SET PROBLEM –
Reproduce each of the following lines character for character, in the same order.

MATERIAL SUPPLIED –
[start]
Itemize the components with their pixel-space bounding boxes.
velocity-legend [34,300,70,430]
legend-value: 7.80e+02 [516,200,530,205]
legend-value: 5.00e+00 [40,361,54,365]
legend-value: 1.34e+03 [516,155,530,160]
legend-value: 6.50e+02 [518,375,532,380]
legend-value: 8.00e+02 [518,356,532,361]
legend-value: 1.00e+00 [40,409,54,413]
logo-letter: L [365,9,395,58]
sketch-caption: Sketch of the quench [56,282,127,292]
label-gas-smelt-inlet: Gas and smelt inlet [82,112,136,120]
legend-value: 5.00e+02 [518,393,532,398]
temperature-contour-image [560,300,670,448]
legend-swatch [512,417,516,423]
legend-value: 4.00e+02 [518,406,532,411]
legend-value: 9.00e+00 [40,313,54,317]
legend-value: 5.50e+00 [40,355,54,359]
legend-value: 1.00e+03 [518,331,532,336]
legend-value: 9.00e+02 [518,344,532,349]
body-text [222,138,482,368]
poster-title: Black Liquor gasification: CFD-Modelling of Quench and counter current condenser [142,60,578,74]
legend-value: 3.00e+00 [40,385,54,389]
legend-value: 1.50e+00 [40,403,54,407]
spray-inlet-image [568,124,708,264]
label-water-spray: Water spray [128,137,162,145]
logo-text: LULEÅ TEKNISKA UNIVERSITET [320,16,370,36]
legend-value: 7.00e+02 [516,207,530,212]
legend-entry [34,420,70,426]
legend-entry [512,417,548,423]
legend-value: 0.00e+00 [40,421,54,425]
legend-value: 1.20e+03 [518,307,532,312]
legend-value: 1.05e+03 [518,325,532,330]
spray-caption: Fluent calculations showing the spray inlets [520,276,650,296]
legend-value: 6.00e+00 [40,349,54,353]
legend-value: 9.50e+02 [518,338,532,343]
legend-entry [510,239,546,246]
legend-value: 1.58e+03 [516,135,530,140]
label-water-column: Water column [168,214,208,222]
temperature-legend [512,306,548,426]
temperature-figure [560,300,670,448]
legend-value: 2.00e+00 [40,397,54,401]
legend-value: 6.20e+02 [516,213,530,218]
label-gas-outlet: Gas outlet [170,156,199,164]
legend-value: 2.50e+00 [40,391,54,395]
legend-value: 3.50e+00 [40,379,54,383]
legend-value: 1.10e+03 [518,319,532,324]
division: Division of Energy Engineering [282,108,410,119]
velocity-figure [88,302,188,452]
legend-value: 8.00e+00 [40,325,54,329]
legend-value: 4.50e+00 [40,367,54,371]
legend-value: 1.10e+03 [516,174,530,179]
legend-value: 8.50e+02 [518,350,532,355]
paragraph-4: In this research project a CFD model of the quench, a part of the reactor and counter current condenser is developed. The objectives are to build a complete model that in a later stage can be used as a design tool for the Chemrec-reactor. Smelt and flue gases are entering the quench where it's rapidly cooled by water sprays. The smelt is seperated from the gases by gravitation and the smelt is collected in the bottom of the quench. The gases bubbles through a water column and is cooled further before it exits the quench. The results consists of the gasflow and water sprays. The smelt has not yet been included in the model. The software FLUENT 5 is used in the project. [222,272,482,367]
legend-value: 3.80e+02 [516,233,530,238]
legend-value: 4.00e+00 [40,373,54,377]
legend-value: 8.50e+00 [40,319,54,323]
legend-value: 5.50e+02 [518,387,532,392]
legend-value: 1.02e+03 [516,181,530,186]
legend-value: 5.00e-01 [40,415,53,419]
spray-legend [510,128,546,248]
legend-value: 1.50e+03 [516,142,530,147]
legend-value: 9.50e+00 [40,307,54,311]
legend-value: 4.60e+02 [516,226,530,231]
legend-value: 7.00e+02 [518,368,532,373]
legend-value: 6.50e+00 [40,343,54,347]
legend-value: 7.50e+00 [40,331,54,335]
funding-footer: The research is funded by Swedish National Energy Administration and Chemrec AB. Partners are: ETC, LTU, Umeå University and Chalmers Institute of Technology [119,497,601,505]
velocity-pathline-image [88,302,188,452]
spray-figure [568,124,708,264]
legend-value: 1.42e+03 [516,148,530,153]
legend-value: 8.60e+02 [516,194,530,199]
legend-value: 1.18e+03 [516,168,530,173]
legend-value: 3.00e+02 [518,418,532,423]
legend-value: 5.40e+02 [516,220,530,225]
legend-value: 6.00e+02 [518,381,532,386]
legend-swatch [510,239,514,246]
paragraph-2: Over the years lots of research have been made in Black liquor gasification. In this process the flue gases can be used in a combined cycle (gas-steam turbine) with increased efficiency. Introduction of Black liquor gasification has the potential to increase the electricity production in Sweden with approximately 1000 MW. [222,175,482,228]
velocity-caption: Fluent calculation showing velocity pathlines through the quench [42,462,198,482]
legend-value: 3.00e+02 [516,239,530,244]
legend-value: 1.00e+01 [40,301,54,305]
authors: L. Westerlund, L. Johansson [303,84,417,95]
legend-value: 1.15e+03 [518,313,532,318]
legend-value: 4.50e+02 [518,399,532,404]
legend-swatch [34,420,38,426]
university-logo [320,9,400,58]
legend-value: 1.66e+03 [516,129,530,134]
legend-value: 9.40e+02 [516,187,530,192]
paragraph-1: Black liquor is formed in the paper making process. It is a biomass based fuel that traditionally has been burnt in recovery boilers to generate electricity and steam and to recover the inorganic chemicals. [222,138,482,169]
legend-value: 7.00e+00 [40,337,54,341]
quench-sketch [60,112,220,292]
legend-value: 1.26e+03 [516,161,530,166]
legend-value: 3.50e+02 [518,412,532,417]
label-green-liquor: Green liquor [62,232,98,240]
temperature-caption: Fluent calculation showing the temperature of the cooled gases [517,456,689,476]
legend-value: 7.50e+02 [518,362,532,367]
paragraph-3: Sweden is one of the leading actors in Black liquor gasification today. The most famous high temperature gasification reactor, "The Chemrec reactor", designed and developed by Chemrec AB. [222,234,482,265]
[end]
REPLY –
Itemize the components with their pixel-space bounding boxes.
velocity-legend [34,300,70,430]
legend-value: 7.80e+02 [516,200,530,205]
legend-value: 5.00e+00 [40,361,54,365]
legend-value: 1.34e+03 [516,155,530,160]
legend-value: 6.50e+02 [518,375,532,380]
legend-value: 8.00e+02 [518,356,532,361]
legend-value: 1.00e+00 [40,409,54,413]
logo-letter: L [365,9,395,58]
sketch-caption: Sketch of the quench [56,282,127,292]
label-gas-smelt-inlet: Gas and smelt inlet [82,112,136,120]
legend-value: 5.00e+02 [518,393,532,398]
temperature-contour-image [560,300,670,448]
legend-swatch [512,417,516,423]
legend-value: 4.00e+02 [518,406,532,411]
legend-value: 9.00e+00 [40,313,54,317]
legend-value: 5.50e+00 [40,355,54,359]
legend-value: 1.00e+03 [518,331,532,336]
legend-value: 9.00e+02 [518,344,532,349]
body-text [222,138,482,368]
poster-title: Black Liquor gasification: CFD-Modelling of Quench and counter current condenser [142,60,578,74]
legend-value: 3.00e+00 [40,385,54,389]
legend-value: 1.50e+00 [40,403,54,407]
spray-inlet-image [568,124,708,264]
label-water-spray: Water spray [128,137,162,145]
logo-text: LULEÅ TEKNISKA UNIVERSITET [320,16,370,36]
legend-value: 7.00e+02 [516,207,530,212]
legend-entry [34,420,70,426]
legend-entry [512,417,548,423]
legend-value: 0.00e+00 [40,421,54,425]
legend-value: 1.20e+03 [518,307,532,312]
legend-value: 1.05e+03 [518,325,532,330]
spray-caption: Fluent calculations showing the spray inlets [520,276,650,296]
legend-value: 6.00e+00 [40,349,54,353]
legend-value: 9.50e+02 [518,338,532,343]
legend-entry [510,239,546,246]
legend-value: 1.58e+03 [516,135,530,140]
label-water-column: Water column [168,214,208,222]
temperature-legend [512,306,548,426]
temperature-figure [560,300,670,448]
legend-value: 2.00e+00 [40,397,54,401]
legend-value: 6.20e+02 [516,213,530,218]
label-gas-outlet: Gas outlet [170,156,199,164]
legend-value: 2.50e+00 [40,391,54,395]
legend-value: 3.50e+00 [40,379,54,383]
legend-value: 1.10e+03 [518,319,532,324]
division: Division of Energy Engineering [282,108,410,119]
velocity-figure [88,302,188,452]
legend-value: 8.00e+00 [40,325,54,329]
legend-value: 4.50e+00 [40,367,54,371]
legend-value: 1.10e+03 [516,174,530,179]
legend-value: 8.50e+02 [518,350,532,355]
paragraph-4: In this research project a CFD model of the quench, a part of the reactor and counter current condenser is developed. The objectives are to build a complete model that in a later stage can be used as a design tool for the Chemrec-reactor. Smelt and flue gases are entering the quench where it's rapidly cooled by water sprays. The smelt is seperated from the gases by gravitation and the smelt is collected in the bottom of the quench. The gases bubbles through a water column and is cooled further before it exits the quench. The results consists of the gasflow and water sprays. The smelt has not yet been included in the model. The software FLUENT 5 is used in the project. [222,272,482,367]
legend-value: 3.80e+02 [516,233,530,238]
legend-value: 4.00e+00 [40,373,54,377]
legend-value: 8.50e+00 [40,319,54,323]
legend-value: 5.50e+02 [518,387,532,392]
legend-value: 1.02e+03 [516,181,530,186]
legend-value: 5.00e-01 [40,415,53,419]
spray-legend [510,128,546,248]
legend-value: 1.50e+03 [516,142,530,147]
legend-value: 9.50e+00 [40,307,54,311]
legend-value: 4.60e+02 [516,226,530,231]
legend-value: 7.00e+02 [518,368,532,373]
legend-value: 6.50e+00 [40,343,54,347]
legend-value: 7.50e+00 [40,331,54,335]
funding-footer: The research is funded by Swedish National Energy Administration and Chemrec AB. Partners are: ETC, LTU, Umeå University and Chalmers Institute of Technology [119,497,601,505]
velocity-pathline-image [88,302,188,452]
spray-figure [568,124,708,264]
legend-value: 1.42e+03 [516,148,530,153]
legend-value: 8.60e+02 [516,194,530,199]
legend-value: 1.18e+03 [516,168,530,173]
legend-value: 3.00e+02 [518,418,532,423]
legend-value: 5.40e+02 [516,220,530,225]
legend-value: 6.00e+02 [518,381,532,386]
legend-swatch [510,239,514,246]
paragraph-2: Over the years lots of research have been made in Black liquor gasification. In this process the flue gases can be used in a combined cycle (gas-steam turbine) with increased efficiency. Introduction of Black liquor gasification has the potential to increase the electricity production in Sweden with approximately 1000 MW. [222,175,482,228]
velocity-caption: Fluent calculation showing velocity pathlines through the quench [42,462,198,482]
legend-value: 3.00e+02 [516,239,530,244]
legend-value: 1.00e+01 [40,301,54,305]
authors: L. Westerlund, L. Johansson [303,84,417,95]
legend-value: 1.15e+03 [518,313,532,318]
legend-value: 4.50e+02 [518,399,532,404]
legend-swatch [34,420,38,426]
university-logo [320,9,400,58]
legend-value: 1.66e+03 [516,129,530,134]
legend-value: 9.40e+02 [516,187,530,192]
paragraph-1: Black liquor is formed in the paper making process. It is a biomass based fuel that traditionally has been burnt in recovery boilers to generate electricity and steam and to recover the inorganic chemicals. [222,138,482,169]
legend-value: 7.00e+00 [40,337,54,341]
quench-sketch [60,112,220,292]
legend-value: 1.26e+03 [516,161,530,166]
legend-value: 3.50e+02 [518,412,532,417]
label-green-liquor: Green liquor [62,232,98,240]
temperature-caption: Fluent calculation showing the temperature of the cooled gases [517,456,689,476]
legend-value: 7.50e+02 [518,362,532,367]
paragraph-3: Sweden is one of the leading actors in Black liquor gasification today. The most famous high temperature gasification reactor, "The Chemrec reactor", designed and developed by Chemrec AB. [222,234,482,265]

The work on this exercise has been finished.